╭─ Exercise material

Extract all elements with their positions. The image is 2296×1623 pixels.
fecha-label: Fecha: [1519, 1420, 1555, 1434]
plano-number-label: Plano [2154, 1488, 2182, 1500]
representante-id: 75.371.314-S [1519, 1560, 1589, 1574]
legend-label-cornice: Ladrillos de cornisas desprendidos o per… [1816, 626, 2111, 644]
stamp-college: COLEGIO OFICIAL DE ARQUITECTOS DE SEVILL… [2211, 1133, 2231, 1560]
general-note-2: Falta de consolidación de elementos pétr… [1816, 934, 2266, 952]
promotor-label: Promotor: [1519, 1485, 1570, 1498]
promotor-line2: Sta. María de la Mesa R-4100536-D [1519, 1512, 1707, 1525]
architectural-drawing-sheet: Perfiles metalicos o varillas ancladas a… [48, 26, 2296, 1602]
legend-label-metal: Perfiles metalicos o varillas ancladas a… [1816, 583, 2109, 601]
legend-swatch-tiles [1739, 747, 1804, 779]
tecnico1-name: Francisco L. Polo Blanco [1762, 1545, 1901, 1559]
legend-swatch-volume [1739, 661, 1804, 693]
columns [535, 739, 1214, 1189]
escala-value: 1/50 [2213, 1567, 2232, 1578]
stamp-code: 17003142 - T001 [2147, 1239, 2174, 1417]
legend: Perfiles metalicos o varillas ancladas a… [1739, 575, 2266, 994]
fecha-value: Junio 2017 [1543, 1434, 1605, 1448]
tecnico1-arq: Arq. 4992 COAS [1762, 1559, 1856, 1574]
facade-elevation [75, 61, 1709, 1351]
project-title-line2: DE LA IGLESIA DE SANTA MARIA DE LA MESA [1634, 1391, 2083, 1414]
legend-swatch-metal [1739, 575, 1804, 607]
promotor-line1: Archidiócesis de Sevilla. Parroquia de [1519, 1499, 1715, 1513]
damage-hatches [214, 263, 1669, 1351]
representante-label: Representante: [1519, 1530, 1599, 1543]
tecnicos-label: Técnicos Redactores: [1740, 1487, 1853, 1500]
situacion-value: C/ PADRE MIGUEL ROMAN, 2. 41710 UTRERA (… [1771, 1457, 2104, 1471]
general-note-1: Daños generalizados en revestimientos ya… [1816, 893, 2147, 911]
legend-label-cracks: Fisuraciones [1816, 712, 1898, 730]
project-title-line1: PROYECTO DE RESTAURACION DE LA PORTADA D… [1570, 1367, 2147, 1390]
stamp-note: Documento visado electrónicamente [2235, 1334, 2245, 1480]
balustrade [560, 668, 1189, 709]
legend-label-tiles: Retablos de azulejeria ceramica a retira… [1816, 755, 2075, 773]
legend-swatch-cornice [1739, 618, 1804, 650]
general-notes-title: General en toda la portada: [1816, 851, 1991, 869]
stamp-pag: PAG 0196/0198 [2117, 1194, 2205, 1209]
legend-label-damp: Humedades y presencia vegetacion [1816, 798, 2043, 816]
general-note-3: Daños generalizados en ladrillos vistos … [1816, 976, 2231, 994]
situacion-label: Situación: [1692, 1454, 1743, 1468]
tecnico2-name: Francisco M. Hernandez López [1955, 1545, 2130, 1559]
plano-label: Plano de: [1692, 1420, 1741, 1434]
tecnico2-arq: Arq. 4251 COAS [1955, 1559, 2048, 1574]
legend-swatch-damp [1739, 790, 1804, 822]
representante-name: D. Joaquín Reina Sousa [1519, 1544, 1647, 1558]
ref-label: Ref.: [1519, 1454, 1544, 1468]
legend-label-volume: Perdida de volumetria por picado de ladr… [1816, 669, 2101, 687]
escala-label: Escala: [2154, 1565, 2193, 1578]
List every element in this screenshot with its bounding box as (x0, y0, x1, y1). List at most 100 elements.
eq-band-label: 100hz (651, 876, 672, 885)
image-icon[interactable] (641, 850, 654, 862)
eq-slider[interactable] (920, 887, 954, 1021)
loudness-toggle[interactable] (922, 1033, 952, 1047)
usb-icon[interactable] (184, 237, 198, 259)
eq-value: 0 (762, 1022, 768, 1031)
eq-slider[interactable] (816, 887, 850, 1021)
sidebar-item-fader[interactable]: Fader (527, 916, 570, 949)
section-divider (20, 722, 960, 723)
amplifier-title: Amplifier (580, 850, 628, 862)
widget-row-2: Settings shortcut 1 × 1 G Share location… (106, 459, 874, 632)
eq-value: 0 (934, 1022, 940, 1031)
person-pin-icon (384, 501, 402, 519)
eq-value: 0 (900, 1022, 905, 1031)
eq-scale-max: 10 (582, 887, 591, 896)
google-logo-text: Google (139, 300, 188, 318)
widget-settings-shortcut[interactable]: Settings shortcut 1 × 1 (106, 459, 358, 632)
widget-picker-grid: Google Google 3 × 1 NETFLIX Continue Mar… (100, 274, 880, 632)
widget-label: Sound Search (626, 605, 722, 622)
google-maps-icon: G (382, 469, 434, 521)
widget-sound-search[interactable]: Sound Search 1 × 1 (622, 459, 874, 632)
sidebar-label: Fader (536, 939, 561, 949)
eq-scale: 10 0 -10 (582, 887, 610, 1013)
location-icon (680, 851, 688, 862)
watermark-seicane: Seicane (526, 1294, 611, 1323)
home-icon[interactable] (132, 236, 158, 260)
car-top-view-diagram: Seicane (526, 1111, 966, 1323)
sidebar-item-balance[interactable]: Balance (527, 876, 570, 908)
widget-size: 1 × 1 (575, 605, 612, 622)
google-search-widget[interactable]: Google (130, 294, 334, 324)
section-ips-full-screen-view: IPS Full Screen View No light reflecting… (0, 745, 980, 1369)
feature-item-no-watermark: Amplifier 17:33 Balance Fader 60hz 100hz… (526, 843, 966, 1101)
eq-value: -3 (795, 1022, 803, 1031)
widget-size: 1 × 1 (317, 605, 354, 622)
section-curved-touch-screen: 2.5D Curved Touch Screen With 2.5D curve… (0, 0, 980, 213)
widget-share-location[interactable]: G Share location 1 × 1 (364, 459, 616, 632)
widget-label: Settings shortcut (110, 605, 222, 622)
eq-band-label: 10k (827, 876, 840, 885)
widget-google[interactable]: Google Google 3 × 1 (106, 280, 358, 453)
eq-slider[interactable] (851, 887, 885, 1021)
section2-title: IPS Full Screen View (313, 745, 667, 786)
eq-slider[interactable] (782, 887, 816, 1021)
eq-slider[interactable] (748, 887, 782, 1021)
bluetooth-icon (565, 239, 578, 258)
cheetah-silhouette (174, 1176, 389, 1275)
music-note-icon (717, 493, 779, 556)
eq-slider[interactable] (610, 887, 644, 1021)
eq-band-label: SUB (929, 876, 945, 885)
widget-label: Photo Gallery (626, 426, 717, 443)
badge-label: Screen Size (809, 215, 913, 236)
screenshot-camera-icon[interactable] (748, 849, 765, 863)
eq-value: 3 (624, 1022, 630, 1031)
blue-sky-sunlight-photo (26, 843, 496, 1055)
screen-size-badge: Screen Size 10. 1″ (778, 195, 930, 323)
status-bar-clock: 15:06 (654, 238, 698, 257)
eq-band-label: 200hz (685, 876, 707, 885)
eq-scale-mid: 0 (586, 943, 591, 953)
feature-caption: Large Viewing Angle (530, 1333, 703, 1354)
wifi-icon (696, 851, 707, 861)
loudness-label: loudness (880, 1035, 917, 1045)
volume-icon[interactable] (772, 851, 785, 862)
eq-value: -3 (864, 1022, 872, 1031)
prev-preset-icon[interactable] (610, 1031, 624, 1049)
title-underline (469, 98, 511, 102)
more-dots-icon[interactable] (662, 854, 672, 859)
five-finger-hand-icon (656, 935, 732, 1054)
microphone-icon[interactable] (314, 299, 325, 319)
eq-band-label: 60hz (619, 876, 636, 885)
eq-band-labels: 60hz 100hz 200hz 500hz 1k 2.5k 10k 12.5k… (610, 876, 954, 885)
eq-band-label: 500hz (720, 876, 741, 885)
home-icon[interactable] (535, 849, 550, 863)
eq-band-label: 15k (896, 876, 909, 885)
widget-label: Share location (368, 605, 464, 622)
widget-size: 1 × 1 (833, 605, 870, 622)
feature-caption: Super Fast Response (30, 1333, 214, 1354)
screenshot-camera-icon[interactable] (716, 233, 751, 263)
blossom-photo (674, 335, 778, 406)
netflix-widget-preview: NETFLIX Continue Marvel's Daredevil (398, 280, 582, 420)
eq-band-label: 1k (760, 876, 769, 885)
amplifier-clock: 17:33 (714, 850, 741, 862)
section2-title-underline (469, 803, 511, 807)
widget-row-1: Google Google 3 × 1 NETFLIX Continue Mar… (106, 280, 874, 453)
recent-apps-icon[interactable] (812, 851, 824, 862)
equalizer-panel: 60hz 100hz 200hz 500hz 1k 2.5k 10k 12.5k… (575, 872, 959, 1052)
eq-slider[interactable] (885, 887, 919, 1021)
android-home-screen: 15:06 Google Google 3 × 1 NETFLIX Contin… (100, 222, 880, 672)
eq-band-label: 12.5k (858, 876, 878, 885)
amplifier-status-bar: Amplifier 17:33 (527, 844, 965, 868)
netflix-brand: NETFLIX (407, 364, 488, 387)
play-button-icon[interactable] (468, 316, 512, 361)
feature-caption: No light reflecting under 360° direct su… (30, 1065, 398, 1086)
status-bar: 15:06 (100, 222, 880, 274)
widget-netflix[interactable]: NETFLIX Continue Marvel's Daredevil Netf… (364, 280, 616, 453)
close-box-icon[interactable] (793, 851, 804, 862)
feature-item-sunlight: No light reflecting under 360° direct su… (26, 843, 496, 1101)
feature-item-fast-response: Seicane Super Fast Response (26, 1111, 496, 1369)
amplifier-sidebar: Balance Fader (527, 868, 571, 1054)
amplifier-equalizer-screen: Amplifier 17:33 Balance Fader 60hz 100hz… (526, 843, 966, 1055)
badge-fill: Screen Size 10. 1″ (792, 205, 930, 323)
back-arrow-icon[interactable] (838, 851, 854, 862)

╰─

_Stated problem_
Copy the rows without any change, starting with the first one and going on through the line that contains "legend-label-cornice: Ladrillos de".

_Exercise answer_
Extract all elements with their positions. The image is 2296×1623 pixels.
fecha-label: Fecha: [1519, 1420, 1555, 1434]
plano-number-label: Plano [2154, 1488, 2182, 1500]
representante-id: 75.371.314-S [1519, 1560, 1589, 1574]
legend-label-cornice: Ladrillos de cornisas desprendidos o per… [1816, 626, 2111, 644]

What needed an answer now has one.